Scan the following material for the string "title" and copy each line in which it appears.
----------
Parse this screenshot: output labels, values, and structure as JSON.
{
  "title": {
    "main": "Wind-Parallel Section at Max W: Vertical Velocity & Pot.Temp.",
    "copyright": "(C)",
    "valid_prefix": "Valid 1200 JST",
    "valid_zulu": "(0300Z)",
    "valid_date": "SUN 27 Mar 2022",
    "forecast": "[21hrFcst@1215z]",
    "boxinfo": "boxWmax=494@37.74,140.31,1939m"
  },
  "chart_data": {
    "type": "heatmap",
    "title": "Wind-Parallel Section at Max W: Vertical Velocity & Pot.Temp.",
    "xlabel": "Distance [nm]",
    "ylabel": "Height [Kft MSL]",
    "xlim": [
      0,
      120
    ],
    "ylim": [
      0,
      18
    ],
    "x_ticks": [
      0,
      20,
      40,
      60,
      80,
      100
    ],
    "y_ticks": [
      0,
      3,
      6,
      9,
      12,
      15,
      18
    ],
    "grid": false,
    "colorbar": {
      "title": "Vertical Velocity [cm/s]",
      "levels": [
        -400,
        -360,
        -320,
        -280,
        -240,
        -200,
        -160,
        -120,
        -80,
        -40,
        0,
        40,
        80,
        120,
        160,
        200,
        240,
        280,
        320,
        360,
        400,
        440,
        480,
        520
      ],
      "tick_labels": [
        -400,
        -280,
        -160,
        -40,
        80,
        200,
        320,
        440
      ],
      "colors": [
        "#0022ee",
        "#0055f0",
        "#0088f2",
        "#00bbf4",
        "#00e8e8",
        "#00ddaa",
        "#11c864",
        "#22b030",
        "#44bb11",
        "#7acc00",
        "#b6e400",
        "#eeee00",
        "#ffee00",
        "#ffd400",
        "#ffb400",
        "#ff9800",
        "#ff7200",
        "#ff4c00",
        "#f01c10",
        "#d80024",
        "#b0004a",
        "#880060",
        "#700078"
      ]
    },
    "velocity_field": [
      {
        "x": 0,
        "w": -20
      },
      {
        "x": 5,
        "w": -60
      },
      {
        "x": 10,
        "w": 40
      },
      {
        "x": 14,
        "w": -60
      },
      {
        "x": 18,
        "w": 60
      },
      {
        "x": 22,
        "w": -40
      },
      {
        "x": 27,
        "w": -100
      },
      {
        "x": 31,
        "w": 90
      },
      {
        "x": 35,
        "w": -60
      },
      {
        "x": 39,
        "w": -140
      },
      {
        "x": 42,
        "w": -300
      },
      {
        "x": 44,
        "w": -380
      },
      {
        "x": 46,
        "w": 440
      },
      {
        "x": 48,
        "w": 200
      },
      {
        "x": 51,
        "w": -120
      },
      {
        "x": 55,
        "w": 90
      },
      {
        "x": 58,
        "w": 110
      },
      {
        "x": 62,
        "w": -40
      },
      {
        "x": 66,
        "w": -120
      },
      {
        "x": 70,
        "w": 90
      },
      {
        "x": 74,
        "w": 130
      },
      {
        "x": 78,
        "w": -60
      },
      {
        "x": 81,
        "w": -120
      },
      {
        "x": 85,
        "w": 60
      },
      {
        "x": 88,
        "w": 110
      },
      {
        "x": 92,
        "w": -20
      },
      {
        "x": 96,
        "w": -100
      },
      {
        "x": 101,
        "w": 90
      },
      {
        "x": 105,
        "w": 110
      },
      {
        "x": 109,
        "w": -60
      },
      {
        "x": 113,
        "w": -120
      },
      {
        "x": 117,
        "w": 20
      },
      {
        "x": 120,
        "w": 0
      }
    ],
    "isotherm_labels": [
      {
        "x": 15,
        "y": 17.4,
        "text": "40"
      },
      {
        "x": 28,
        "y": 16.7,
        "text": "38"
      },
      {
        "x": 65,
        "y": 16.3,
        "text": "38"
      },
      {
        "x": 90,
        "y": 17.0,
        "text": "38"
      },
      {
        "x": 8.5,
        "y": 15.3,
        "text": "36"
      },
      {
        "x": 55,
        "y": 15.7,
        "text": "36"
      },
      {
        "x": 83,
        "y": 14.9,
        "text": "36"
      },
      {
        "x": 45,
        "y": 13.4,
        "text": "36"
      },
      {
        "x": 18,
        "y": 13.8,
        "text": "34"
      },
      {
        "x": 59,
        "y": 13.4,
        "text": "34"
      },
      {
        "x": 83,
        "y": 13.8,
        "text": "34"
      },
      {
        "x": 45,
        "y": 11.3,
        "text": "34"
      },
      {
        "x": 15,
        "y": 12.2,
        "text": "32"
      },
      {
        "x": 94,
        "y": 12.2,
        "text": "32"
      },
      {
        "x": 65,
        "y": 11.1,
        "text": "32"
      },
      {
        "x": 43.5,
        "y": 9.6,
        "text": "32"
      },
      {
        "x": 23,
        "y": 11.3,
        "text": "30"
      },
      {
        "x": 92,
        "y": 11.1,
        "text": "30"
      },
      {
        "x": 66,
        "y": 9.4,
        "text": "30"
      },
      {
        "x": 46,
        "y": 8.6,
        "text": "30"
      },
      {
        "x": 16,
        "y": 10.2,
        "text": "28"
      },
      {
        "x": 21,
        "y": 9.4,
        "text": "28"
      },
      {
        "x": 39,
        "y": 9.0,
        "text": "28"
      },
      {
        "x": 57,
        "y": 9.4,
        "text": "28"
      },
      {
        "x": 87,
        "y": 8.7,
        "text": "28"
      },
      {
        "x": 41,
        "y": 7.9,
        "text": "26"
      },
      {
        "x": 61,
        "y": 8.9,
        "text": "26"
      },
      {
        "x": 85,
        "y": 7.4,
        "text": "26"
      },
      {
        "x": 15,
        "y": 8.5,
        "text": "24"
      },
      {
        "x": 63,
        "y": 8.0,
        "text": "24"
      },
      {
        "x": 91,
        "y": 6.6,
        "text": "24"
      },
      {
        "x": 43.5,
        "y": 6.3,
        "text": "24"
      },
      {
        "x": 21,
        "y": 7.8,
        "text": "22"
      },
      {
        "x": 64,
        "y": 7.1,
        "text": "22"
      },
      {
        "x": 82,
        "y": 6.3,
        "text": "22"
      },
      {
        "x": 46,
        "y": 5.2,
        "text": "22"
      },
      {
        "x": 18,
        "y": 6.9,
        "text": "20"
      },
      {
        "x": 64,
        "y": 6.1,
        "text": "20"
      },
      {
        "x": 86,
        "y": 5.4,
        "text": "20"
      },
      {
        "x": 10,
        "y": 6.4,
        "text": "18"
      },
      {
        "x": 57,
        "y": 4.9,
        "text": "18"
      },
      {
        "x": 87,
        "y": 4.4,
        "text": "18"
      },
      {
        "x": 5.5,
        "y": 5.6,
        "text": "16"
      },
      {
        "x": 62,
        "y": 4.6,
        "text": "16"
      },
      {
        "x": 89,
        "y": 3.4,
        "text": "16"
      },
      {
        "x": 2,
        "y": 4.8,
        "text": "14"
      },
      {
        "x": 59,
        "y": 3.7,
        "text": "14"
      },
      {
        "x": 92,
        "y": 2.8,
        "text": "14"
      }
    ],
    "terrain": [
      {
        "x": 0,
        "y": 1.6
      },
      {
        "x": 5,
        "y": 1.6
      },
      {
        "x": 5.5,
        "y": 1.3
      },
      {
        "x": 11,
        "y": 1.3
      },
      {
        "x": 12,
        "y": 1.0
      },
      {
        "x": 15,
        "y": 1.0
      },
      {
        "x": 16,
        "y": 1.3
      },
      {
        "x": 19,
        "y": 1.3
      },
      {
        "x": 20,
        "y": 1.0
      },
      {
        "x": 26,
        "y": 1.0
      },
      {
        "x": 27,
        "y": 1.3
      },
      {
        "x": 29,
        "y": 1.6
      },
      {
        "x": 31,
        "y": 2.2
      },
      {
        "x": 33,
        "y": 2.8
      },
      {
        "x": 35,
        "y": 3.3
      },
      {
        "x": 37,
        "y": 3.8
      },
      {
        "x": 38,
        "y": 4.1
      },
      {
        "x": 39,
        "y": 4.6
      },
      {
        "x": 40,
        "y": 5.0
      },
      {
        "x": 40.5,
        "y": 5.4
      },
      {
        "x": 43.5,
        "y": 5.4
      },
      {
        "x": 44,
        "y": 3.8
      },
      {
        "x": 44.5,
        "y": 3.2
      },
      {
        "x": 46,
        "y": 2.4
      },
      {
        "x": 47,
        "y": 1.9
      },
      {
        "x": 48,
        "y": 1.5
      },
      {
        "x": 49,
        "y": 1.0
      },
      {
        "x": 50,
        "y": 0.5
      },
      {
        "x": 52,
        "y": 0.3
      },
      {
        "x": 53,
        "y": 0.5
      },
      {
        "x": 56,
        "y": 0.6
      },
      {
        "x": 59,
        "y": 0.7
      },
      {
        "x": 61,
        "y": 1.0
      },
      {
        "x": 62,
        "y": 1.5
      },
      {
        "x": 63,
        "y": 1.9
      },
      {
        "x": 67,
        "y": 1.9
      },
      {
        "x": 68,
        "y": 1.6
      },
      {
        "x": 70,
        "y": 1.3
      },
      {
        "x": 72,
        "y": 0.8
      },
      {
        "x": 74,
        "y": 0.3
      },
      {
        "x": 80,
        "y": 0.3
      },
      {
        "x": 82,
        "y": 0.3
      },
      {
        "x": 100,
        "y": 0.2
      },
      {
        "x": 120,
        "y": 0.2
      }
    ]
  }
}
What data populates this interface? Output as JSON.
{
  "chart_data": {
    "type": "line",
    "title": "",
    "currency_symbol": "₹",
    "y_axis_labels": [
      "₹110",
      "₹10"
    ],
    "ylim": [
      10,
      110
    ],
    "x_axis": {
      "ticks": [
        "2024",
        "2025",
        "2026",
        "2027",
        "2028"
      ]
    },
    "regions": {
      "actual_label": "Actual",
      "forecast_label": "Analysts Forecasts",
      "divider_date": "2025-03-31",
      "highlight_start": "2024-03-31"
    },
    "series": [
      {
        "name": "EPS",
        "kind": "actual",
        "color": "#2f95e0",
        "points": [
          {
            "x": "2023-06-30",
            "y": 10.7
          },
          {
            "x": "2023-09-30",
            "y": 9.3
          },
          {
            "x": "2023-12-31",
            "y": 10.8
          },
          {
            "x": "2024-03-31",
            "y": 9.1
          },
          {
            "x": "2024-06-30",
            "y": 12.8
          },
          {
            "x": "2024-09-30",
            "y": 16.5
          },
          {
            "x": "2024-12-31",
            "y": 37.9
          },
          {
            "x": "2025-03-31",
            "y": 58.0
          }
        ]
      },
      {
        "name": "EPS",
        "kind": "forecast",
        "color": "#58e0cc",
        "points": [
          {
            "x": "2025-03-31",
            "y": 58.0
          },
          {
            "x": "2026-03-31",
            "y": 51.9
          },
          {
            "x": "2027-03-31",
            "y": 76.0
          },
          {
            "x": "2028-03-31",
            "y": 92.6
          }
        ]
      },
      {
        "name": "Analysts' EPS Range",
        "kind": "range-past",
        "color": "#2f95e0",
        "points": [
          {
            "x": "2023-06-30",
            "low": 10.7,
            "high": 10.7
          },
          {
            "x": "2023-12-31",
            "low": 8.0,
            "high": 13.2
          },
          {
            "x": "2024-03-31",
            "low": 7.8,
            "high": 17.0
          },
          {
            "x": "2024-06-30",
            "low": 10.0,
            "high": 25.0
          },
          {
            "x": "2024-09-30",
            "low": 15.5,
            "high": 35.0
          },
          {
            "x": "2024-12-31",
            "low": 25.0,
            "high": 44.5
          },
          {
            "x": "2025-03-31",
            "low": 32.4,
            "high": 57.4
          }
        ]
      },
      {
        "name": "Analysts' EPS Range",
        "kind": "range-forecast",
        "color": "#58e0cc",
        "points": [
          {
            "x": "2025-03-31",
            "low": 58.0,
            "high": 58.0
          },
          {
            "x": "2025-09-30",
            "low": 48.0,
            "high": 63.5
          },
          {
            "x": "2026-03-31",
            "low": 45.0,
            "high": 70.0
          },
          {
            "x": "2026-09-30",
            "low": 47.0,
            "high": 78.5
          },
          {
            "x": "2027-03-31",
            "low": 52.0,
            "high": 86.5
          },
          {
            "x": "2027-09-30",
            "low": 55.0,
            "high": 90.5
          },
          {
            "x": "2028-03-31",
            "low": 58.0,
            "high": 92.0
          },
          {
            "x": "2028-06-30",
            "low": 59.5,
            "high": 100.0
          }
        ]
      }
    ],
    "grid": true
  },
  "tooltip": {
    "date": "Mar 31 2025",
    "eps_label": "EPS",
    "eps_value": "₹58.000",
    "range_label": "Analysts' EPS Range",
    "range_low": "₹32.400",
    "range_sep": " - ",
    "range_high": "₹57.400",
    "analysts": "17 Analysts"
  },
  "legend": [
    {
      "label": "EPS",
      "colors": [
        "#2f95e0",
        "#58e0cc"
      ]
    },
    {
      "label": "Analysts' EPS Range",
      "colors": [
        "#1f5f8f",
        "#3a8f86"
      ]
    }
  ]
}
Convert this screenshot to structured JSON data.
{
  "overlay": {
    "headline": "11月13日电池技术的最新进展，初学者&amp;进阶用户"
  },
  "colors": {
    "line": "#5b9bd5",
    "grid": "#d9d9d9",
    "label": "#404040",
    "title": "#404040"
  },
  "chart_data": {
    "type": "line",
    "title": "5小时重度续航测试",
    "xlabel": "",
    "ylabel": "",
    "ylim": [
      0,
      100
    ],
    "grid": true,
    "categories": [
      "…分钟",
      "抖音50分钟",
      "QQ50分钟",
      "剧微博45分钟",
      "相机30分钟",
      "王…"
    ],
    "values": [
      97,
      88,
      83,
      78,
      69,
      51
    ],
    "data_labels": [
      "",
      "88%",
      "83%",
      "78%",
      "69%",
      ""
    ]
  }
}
----------
» **EXERCISE RESULT**
  "title": {
    "title": "Wind-Parallel Section at Max W: Vertical Velocity & Pot.Temp.",
      "title": "Vertical Velocity [cm/s]",
    "title": "",
    "title": "#404040"
    "title": "5小时重度续航测试",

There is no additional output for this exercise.